PROBLEM TO SOLVE >> Go through the material below and copy each line where the word "JSON" appears.

RECORDS PROVIDED >>
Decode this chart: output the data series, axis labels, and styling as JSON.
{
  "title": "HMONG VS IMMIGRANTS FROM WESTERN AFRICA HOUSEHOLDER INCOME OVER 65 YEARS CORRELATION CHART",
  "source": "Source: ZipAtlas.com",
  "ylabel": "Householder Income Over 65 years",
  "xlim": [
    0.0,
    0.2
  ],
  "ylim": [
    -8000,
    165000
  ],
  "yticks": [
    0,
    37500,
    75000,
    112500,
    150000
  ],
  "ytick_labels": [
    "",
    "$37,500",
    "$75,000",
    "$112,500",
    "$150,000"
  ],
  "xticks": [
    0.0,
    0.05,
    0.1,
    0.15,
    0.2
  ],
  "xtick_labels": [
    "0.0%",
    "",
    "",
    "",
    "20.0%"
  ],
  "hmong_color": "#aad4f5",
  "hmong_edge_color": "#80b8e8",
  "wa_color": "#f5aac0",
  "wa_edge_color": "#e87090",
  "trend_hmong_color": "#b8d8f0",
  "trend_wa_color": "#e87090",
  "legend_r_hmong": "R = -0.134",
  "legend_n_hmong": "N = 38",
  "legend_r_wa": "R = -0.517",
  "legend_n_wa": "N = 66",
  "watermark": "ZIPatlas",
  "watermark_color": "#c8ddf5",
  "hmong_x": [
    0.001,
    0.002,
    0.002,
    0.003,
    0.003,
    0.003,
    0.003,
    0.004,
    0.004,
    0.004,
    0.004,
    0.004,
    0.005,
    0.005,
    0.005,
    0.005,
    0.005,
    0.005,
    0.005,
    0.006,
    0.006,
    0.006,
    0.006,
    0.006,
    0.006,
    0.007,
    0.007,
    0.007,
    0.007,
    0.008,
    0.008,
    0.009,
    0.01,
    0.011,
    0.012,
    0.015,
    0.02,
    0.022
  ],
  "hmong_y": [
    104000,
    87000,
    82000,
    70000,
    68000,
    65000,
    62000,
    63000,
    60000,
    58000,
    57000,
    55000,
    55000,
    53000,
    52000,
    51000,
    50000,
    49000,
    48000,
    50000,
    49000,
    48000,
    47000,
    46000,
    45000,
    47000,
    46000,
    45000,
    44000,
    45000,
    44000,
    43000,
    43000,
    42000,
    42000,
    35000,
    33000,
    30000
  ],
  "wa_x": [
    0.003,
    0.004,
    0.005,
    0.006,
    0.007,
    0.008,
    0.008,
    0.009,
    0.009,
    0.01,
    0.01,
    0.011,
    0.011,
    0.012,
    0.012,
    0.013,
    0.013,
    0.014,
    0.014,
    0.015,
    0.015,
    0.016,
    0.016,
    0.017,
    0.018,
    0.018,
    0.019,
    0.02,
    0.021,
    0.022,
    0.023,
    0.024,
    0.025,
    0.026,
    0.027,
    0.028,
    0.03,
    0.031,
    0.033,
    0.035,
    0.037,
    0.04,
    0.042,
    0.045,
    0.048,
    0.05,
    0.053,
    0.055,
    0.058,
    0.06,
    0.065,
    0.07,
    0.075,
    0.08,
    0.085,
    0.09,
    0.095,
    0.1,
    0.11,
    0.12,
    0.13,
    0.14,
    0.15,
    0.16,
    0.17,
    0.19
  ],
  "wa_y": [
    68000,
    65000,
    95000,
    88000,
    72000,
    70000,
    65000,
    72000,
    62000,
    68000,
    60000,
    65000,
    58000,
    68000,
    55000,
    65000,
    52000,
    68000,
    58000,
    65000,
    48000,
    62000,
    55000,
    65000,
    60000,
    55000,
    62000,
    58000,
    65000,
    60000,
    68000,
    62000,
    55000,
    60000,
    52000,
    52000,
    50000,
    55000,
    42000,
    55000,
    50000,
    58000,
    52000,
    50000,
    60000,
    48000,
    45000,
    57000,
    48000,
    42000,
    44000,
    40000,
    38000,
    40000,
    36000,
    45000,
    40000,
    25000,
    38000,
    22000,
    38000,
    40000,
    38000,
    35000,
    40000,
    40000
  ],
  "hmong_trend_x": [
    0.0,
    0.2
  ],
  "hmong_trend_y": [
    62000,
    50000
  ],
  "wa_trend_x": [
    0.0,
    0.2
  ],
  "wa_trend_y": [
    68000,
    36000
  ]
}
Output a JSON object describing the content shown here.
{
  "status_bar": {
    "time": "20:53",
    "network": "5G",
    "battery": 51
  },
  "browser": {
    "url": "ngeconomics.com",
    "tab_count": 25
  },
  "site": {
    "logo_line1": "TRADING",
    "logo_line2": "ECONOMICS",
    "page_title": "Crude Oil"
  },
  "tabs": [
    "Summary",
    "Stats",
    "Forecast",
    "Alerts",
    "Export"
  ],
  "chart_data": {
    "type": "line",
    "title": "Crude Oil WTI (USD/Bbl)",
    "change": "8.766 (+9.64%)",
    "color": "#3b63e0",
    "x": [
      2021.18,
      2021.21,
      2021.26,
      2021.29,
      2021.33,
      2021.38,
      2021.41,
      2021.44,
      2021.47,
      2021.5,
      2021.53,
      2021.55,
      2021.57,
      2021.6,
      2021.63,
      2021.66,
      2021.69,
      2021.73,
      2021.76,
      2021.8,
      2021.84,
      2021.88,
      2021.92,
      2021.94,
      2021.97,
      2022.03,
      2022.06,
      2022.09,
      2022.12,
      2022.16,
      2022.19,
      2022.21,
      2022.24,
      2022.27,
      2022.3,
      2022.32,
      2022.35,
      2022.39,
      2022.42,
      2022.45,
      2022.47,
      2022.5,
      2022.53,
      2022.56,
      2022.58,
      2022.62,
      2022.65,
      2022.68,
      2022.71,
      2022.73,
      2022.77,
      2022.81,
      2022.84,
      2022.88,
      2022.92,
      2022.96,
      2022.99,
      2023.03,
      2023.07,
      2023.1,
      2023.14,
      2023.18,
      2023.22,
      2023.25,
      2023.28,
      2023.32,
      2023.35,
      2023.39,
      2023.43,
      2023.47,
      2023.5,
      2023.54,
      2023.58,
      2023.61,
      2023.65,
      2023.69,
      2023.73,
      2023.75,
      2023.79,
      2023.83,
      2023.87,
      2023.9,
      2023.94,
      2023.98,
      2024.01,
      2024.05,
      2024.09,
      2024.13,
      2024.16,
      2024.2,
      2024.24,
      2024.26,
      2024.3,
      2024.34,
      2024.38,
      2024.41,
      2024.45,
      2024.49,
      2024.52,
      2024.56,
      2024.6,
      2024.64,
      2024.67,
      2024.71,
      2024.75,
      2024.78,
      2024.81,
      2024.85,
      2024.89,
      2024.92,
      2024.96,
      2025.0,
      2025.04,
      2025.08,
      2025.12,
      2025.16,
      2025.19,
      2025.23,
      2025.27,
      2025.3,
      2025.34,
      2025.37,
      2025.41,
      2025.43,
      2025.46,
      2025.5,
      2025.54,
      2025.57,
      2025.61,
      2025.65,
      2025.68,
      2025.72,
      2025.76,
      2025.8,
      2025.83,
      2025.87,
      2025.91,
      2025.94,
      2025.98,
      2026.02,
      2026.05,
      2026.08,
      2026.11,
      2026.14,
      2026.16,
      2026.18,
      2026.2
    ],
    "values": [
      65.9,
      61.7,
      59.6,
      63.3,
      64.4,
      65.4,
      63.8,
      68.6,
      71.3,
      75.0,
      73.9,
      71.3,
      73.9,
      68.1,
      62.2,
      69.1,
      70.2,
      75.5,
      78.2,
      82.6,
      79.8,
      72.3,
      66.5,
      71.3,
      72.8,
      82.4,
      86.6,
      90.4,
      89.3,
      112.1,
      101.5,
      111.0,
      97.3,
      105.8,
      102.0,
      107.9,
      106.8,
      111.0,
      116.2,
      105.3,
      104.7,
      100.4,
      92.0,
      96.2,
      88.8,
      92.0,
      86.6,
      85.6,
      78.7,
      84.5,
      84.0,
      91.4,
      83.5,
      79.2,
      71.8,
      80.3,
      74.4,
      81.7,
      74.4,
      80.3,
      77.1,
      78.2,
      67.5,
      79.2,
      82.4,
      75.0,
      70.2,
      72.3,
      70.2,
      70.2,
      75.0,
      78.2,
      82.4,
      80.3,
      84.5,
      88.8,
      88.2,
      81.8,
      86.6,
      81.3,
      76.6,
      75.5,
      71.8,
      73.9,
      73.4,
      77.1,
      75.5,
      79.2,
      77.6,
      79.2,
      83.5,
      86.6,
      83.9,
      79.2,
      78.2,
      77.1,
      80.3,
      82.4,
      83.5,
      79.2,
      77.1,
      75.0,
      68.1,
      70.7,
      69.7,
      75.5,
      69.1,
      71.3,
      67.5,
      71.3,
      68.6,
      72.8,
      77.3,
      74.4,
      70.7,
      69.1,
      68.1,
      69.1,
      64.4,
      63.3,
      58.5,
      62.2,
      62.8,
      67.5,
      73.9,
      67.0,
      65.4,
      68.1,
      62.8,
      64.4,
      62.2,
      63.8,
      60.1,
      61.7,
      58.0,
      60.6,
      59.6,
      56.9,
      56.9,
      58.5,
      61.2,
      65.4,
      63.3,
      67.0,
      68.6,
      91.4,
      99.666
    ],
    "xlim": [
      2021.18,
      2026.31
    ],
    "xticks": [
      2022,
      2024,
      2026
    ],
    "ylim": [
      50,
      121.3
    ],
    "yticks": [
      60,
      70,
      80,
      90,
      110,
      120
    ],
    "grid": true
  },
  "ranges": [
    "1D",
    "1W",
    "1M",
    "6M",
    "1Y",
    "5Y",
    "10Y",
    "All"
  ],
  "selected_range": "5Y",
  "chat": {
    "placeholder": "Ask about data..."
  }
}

COMPLETE RESPONSE >>
Decode this chart: output the data series, axis labels, and styling as JSON.
Output a JSON object describing the content shown here.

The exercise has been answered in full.